*DO THIS*. Skip the pictures and extract all of the lines exactly as written.
*** DATA TO PROCESS ***
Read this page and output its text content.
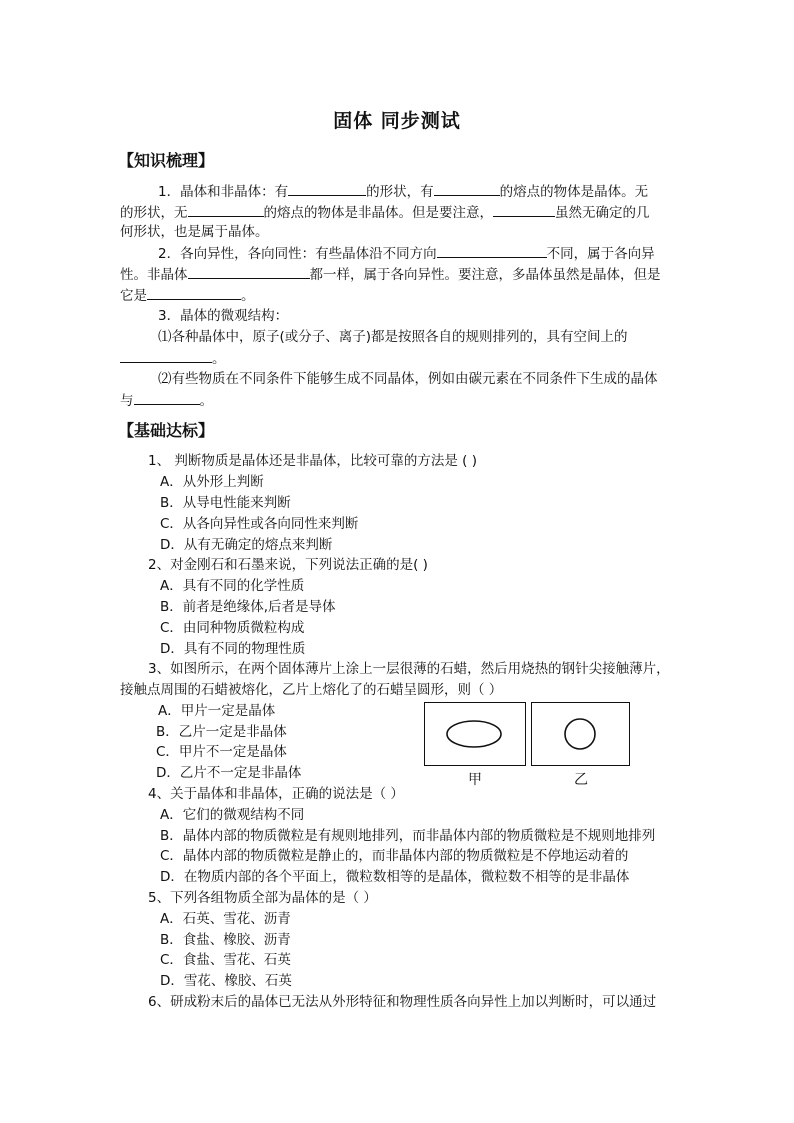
固体 同步测试
【知识梳理】
1．晶体和非晶体：有	的形状，有	的熔点的物体是晶体。无
的形状，无	的熔点的物体是非晶体。但是要注意，	虽然无确定的几
何形状，也是属于晶体。
2．各向异性，各向同性：有些晶体沿不同方向	不同，属于各向异
性。非晶体	都一样，属于各向异性。要注意，多晶体虽然是晶体，但是
它是	。
3．晶体的微观结构：
⑴各种晶体中，原子(或分子、离子)都是按照各自的规则排列的，具有空间上的
。
⑵有些物质在不同条件下能够生成不同晶体，例如由碳元素在不同条件下生成的晶体
与	。
【基础达标】
1、 判断物质是晶体还是非晶体，比较可靠的方法是 ( )
A．从外形上判断
B．从导电性能来判断
C．从各向异性或各向同性来判断
D．从有无确定的熔点来判断
2、对金刚石和石墨来说，下列说法正确的是( )
A．具有不同的化学性质
B．前者是绝缘体,后者是导体
C．由同种物质微粒构成
D．具有不同的物理性质
3、如图所示，在两个固体薄片上涂上一层很薄的石蜡，然后用烧热的钢针尖接触薄片，
接触点周围的石蜡被熔化，乙片上熔化了的石蜡呈圆形，则（ ）
A．甲片一定是晶体
B．乙片一定是非晶体
C．甲片不一定是晶体
D．乙片不一定是非晶体	甲	乙
4、关于晶体和非晶体，正确的说法是（ ）
A．它们的微观结构不同
B．晶体内部的物质微粒是有规则地排列，而非晶体内部的物质微粒是不规则地排列
C．晶体内部的物质微粒是静止的，而非晶体内部的物质微粒是不停地运动着的
D．在物质内部的各个平面上，微粒数相等的是晶体，微粒数不相等的是非晶体
5、下列各组物质全部为晶体的是（ ）
A．石英、雪花、沥青
B．食盐、橡胶、沥青
C．食盐、雪花、石英
D．雪花、橡胶、石英
6、研成粉末后的晶体已无法从外形特征和物理性质各向异性上加以判断时，可以通过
***
*FINISHED EXERCISE*.
Read this page and output its text content.
固体 同步测试
【知识梳理】
1．晶体和非晶体：有	的形状，有	的熔点的物体是晶体。无
的形状，无	的熔点的物体是非晶体。但是要注意，	虽然无确定的几
何形状，也是属于晶体。
2．各向异性，各向同性：有些晶体沿不同方向	不同，属于各向异
性。非晶体	都一样，属于各向异性。要注意，多晶体虽然是晶体，但是
它是	。
3．晶体的微观结构：
⑴各种晶体中，原子(或分子、离子)都是按照各自的规则排列的，具有空间上的
。
⑵有些物质在不同条件下能够生成不同晶体，例如由碳元素在不同条件下生成的晶体
与	。
【基础达标】
1、 判断物质是晶体还是非晶体，比较可靠的方法是 ( )
A．从外形上判断
B．从导电性能来判断
C．从各向异性或各向同性来判断
D．从有无确定的熔点来判断
2、对金刚石和石墨来说，下列说法正确的是( )
A．具有不同的化学性质
B．前者是绝缘体,后者是导体
C．由同种物质微粒构成
D．具有不同的物理性质
3、如图所示，在两个固体薄片上涂上一层很薄的石蜡，然后用烧热的钢针尖接触薄片，
接触点周围的石蜡被熔化，乙片上熔化了的石蜡呈圆形，则（ ）
A．甲片一定是晶体
B．乙片一定是非晶体
C．甲片不一定是晶体
D．乙片不一定是非晶体	甲	乙
4、关于晶体和非晶体，正确的说法是（ ）
A．它们的微观结构不同
B．晶体内部的物质微粒是有规则地排列，而非晶体内部的物质微粒是不规则地排列
C．晶体内部的物质微粒是静止的，而非晶体内部的物质微粒是不停地运动着的
D．在物质内部的各个平面上，微粒数相等的是晶体，微粒数不相等的是非晶体
5、下列各组物质全部为晶体的是（ ）
A．石英、雪花、沥青
B．食盐、橡胶、沥青
C．食盐、雪花、石英
D．雪花、橡胶、石英
6、研成粉末后的晶体已无法从外形特征和物理性质各向异性上加以判断时，可以通过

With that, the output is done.